* _Task directions_
Take every line from the listing below that includes "grand" and copy it.

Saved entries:
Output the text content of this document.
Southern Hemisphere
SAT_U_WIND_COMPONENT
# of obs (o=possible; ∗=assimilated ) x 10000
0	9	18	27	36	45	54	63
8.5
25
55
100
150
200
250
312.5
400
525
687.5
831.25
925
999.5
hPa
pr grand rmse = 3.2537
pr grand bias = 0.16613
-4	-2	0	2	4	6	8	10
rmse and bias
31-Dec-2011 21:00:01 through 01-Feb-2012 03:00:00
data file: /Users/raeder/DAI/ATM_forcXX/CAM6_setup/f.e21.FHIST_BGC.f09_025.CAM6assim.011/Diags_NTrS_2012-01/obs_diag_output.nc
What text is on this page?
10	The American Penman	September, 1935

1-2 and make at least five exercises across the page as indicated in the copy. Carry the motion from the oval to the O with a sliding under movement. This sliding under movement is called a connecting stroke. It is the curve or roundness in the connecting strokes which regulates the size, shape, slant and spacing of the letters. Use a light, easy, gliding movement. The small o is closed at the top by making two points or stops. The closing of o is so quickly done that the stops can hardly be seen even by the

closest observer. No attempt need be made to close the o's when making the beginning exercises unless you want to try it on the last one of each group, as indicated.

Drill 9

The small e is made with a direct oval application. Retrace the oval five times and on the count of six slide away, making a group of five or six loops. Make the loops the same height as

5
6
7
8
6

* _Answer to the exercise_
pr grand rmse = 3.2537
pr grand bias = 0.16613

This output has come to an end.